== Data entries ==
──────────────────────────────

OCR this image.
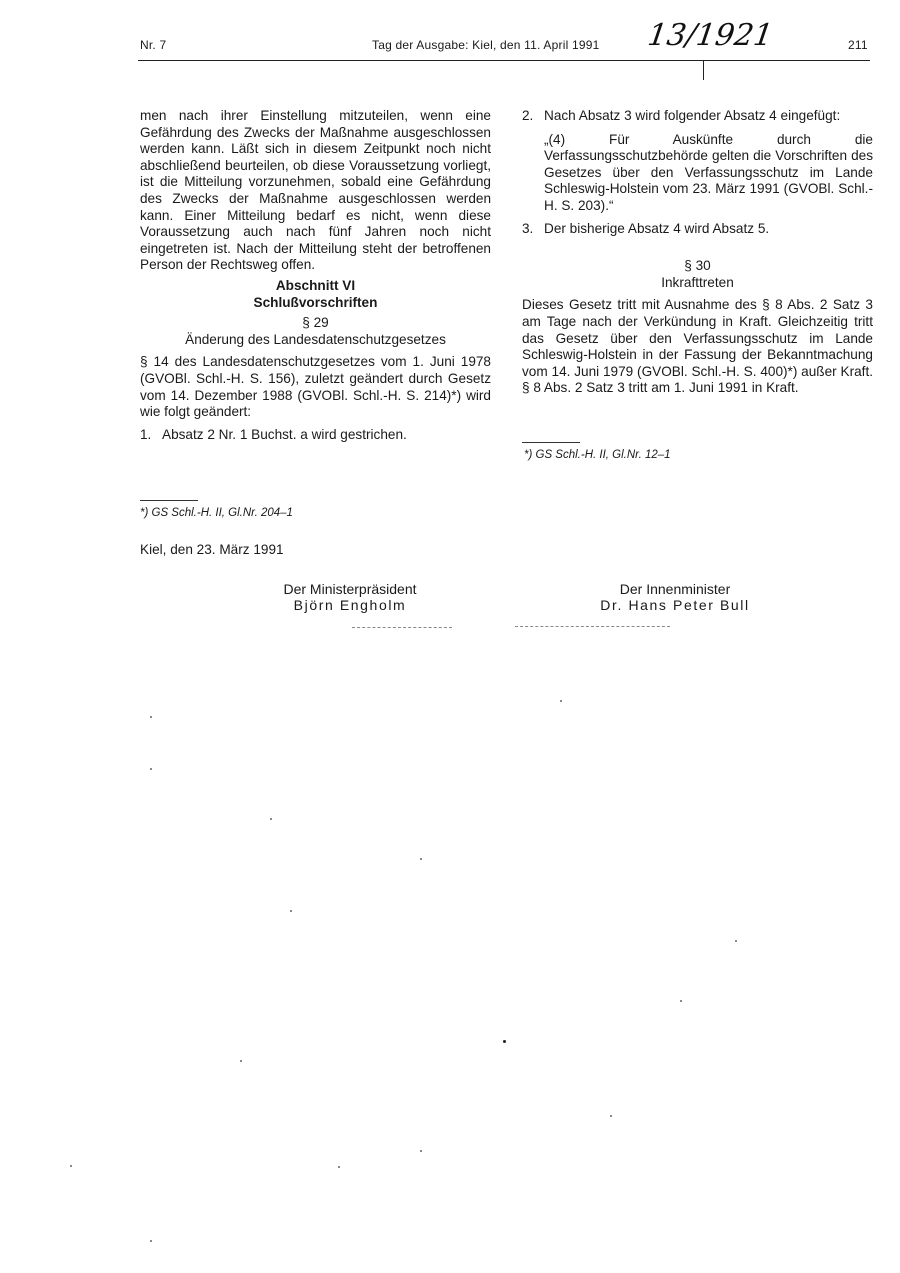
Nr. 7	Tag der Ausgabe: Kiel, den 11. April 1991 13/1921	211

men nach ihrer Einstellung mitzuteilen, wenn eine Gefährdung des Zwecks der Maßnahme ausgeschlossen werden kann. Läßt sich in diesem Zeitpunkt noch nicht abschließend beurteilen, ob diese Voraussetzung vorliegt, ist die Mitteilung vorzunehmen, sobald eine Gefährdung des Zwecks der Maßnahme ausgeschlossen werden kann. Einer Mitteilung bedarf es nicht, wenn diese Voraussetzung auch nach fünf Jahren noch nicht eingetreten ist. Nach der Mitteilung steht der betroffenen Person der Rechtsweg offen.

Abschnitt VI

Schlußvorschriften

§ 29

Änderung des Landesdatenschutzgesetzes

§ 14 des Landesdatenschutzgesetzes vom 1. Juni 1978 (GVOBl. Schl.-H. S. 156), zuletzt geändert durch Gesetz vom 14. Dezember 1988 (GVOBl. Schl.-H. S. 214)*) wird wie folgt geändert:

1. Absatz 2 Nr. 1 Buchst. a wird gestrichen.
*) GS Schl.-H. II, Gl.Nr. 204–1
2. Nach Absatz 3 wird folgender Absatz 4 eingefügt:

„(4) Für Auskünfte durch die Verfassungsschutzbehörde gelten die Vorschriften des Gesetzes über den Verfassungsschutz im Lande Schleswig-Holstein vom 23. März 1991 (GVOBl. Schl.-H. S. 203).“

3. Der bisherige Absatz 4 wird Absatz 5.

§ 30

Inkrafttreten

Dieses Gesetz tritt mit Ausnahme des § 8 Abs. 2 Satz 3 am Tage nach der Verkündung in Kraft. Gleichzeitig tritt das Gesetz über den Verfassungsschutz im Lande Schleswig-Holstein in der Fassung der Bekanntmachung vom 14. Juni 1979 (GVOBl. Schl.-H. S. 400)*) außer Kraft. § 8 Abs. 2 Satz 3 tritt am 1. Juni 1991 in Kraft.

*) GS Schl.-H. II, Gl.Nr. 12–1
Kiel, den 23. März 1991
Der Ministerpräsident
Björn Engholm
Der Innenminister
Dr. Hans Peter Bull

──────────────────────────────

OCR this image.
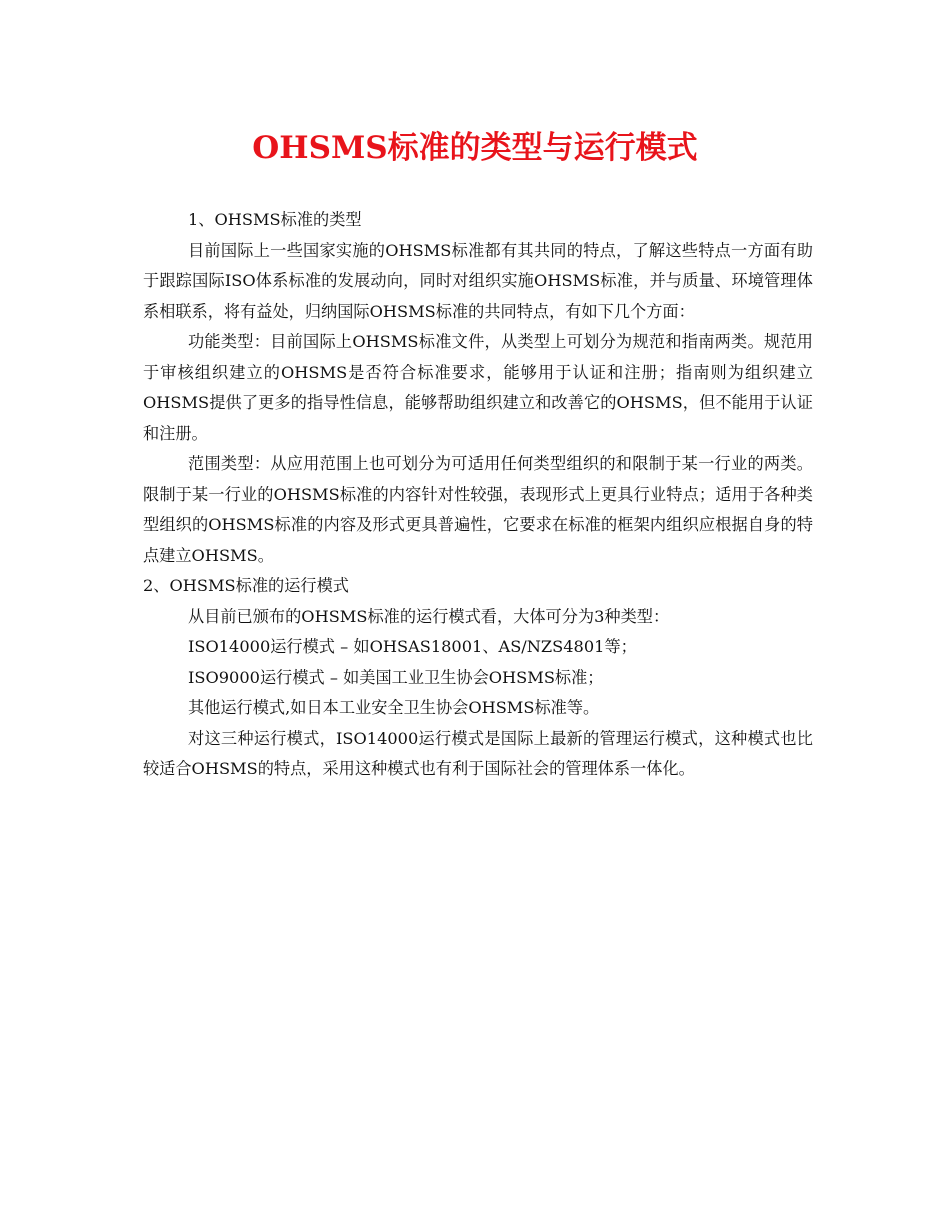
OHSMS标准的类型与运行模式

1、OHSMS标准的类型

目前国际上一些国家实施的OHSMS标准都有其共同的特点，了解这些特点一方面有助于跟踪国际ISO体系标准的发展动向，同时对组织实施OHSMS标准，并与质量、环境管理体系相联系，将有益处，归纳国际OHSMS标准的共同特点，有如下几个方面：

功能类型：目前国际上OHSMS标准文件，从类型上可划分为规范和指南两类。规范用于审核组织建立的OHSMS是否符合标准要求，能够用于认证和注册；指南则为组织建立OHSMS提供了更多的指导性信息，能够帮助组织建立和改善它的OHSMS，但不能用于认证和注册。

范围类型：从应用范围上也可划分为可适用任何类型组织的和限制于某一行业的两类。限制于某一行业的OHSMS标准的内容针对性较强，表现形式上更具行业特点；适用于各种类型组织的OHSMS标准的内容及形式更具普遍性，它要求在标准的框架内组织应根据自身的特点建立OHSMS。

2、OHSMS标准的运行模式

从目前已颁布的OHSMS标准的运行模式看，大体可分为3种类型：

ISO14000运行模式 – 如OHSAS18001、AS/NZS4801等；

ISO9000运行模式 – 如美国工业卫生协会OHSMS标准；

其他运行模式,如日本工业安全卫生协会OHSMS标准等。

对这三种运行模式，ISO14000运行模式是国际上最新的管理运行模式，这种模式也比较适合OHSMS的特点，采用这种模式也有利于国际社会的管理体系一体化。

──────────────────────────────

== STATED TASK ==
Find the lines above holding the word "Kiel" and show them.

== FINISHED TASK ==
Nr. 7	Tag der Ausgabe: Kiel, den 11. April 1991 13/1921	211
Kiel, den 23. März 1991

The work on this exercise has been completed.